Dataset entries:

+ + + + +

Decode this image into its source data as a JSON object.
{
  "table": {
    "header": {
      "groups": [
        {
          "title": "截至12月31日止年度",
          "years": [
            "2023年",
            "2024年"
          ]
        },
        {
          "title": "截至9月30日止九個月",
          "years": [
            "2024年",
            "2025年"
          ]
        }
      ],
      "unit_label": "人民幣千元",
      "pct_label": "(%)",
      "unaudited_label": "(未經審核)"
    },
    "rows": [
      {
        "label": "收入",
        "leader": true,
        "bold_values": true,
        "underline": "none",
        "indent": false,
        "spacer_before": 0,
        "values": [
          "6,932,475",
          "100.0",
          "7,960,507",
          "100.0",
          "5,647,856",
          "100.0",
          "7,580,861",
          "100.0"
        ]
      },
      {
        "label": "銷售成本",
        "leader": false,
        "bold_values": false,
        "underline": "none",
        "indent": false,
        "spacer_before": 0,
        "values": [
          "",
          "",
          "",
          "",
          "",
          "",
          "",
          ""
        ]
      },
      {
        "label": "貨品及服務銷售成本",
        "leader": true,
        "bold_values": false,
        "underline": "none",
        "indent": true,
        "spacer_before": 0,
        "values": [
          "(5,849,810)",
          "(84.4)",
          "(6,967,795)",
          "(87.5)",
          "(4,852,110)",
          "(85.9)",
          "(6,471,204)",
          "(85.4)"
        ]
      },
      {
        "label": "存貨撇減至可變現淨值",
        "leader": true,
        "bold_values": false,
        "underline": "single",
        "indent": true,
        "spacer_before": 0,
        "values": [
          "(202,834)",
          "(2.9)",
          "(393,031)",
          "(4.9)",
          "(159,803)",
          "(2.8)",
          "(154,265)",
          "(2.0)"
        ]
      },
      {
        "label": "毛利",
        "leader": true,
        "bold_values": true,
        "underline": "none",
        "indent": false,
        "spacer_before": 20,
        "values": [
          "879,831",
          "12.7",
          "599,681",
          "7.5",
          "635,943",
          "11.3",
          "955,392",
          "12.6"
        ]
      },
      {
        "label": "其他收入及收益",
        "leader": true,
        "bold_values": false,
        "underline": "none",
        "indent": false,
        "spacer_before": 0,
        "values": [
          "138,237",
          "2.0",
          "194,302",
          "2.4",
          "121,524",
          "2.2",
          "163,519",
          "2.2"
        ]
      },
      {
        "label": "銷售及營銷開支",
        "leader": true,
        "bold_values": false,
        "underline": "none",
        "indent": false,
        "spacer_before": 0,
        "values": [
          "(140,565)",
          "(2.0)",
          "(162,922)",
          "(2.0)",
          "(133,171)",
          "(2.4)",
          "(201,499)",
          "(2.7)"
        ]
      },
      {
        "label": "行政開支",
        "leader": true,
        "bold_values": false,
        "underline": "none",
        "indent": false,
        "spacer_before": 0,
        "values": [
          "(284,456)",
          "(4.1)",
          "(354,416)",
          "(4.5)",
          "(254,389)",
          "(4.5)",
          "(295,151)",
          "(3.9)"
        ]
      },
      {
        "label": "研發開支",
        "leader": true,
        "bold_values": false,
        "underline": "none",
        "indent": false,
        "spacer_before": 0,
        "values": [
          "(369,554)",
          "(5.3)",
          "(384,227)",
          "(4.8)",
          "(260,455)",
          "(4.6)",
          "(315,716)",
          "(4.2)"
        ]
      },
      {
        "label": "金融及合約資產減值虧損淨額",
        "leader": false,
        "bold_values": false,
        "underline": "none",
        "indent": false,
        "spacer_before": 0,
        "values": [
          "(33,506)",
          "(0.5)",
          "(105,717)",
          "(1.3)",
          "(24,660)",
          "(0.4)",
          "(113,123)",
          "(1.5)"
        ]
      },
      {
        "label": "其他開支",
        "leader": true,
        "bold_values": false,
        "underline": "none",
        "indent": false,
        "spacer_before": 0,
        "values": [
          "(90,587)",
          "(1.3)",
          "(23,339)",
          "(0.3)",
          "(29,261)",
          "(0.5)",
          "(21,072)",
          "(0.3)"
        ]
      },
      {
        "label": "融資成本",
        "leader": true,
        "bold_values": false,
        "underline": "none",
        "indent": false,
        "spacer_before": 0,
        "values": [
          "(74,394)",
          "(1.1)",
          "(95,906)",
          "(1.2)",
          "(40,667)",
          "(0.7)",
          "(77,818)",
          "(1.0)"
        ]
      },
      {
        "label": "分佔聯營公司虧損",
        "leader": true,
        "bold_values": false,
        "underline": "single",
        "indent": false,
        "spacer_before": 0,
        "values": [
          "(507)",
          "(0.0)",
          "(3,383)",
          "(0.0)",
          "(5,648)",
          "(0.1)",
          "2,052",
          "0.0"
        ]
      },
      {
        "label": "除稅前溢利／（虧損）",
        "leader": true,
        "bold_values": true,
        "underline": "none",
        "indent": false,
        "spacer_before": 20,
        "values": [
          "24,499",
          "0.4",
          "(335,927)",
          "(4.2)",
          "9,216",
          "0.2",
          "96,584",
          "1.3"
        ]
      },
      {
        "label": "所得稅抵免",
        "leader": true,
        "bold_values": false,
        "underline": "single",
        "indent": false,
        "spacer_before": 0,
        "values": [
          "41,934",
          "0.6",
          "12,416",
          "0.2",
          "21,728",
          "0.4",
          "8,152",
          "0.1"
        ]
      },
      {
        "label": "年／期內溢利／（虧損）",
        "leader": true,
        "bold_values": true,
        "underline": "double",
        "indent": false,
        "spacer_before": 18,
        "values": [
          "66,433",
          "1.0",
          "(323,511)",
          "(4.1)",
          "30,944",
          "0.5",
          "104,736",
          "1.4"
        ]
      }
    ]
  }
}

+ + + + +

(REQUIREMENTS) Output all of the data above without any alteration.

(TASK OUTPUT)
Decode this image into its source data as a JSON object.
{
  "table": {
    "header": {
      "groups": [
        {
          "title": "截至12月31日止年度",
          "years": [
            "2023年",
            "2024年"
          ]
        },
        {
          "title": "截至9月30日止九個月",
          "years": [
            "2024年",
            "2025年"
          ]
        }
      ],
      "unit_label": "人民幣千元",
      "pct_label": "(%)",
      "unaudited_label": "(未經審核)"
    },
    "rows": [
      {
        "label": "收入",
        "leader": true,
        "bold_values": true,
        "underline": "none",
        "indent": false,
        "spacer_before": 0,
        "values": [
          "6,932,475",
          "100.0",
          "7,960,507",
          "100.0",
          "5,647,856",
          "100.0",
          "7,580,861",
          "100.0"
        ]
      },
      {
        "label": "銷售成本",
        "leader": false,
        "bold_values": false,
        "underline": "none",
        "indent": false,
        "spacer_before": 0,
        "values": [
          "",
          "",
          "",
          "",
          "",
          "",
          "",
          ""
        ]
      },
      {
        "label": "貨品及服務銷售成本",
        "leader": true,
        "bold_values": false,
        "underline": "none",
        "indent": true,
        "spacer_before": 0,
        "values": [
          "(5,849,810)",
          "(84.4)",
          "(6,967,795)",
          "(87.5)",
          "(4,852,110)",
          "(85.9)",
          "(6,471,204)",
          "(85.4)"
        ]
      },
      {
        "label": "存貨撇減至可變現淨值",
        "leader": true,
        "bold_values": false,
        "underline": "single",
        "indent": true,
        "spacer_before": 0,
        "values": [
          "(202,834)",
          "(2.9)",
          "(393,031)",
          "(4.9)",
          "(159,803)",
          "(2.8)",
          "(154,265)",
          "(2.0)"
        ]
      },
      {
        "label": "毛利",
        "leader": true,
        "bold_values": true,
        "underline": "none",
        "indent": false,
        "spacer_before": 20,
        "values": [
          "879,831",
          "12.7",
          "599,681",
          "7.5",
          "635,943",
          "11.3",
          "955,392",
          "12.6"
        ]
      },
      {
        "label": "其他收入及收益",
        "leader": true,
        "bold_values": false,
        "underline": "none",
        "indent": false,
        "spacer_before": 0,
        "values": [
          "138,237",
          "2.0",
          "194,302",
          "2.4",
          "121,524",
          "2.2",
          "163,519",
          "2.2"
        ]
      },
      {
        "label": "銷售及營銷開支",
        "leader": true,
        "bold_values": false,
        "underline": "none",
        "indent": false,
        "spacer_before": 0,
        "values": [
          "(140,565)",
          "(2.0)",
          "(162,922)",
          "(2.0)",
          "(133,171)",
          "(2.4)",
          "(201,499)",
          "(2.7)"
        ]
      },
      {
        "label": "行政開支",
        "leader": true,
        "bold_values": false,
        "underline": "none",
        "indent": false,
        "spacer_before": 0,
        "values": [
          "(284,456)",
          "(4.1)",
          "(354,416)",
          "(4.5)",
          "(254,389)",
          "(4.5)",
          "(295,151)",
          "(3.9)"
        ]
      },
      {
        "label": "研發開支",
        "leader": true,
        "bold_values": false,
        "underline": "none",
        "indent": false,
        "spacer_before": 0,
        "values": [
          "(369,554)",
          "(5.3)",
          "(384,227)",
          "(4.8)",
          "(260,455)",
          "(4.6)",
          "(315,716)",
          "(4.2)"
        ]
      },
      {
        "label": "金融及合約資產減值虧損淨額",
        "leader": false,
        "bold_values": false,
        "underline": "none",
        "indent": false,
        "spacer_before": 0,
        "values": [
          "(33,506)",
          "(0.5)",
          "(105,717)",
          "(1.3)",
          "(24,660)",
          "(0.4)",
          "(113,123)",
          "(1.5)"
        ]
      },
      {
        "label": "其他開支",
        "leader": true,
        "bold_values": false,
        "underline": "none",
        "indent": false,
        "spacer_before": 0,
        "values": [
          "(90,587)",
          "(1.3)",
          "(23,339)",
          "(0.3)",
          "(29,261)",
          "(0.5)",
          "(21,072)",
          "(0.3)"
        ]
      },
      {
        "label": "融資成本",
        "leader": true,
        "bold_values": false,
        "underline": "none",
        "indent": false,
        "spacer_before": 0,
        "values": [
          "(74,394)",
          "(1.1)",
          "(95,906)",
          "(1.2)",
          "(40,667)",
          "(0.7)",
          "(77,818)",
          "(1.0)"
        ]
      },
      {
        "label": "分佔聯營公司虧損",
        "leader": true,
        "bold_values": false,
        "underline": "single",
        "indent": false,
        "spacer_before": 0,
        "values": [
          "(507)",
          "(0.0)",
          "(3,383)",
          "(0.0)",
          "(5,648)",
          "(0.1)",
          "2,052",
          "0.0"
        ]
      },
      {
        "label": "除稅前溢利／（虧損）",
        "leader": true,
        "bold_values": true,
        "underline": "none",
        "indent": false,
        "spacer_before": 20,
        "values": [
          "24,499",
          "0.4",
          "(335,927)",
          "(4.2)",
          "9,216",
          "0.2",
          "96,584",
          "1.3"
        ]
      },
      {
        "label": "所得稅抵免",
        "leader": true,
        "bold_values": false,
        "underline": "single",
        "indent": false,
        "spacer_before": 0,
        "values": [
          "41,934",
          "0.6",
          "12,416",
          "0.2",
          "21,728",
          "0.4",
          "8,152",
          "0.1"
        ]
      },
      {
        "label": "年／期內溢利／（虧損）",
        "leader": true,
        "bold_values": true,
        "underline": "double",
        "indent": false,
        "spacer_before": 18,
        "values": [
          "66,433",
          "1.0",
          "(323,511)",
          "(4.1)",
          "30,944",
          "0.5",
          "104,736",
          "1.4"
        ]
      }
    ]
  }
}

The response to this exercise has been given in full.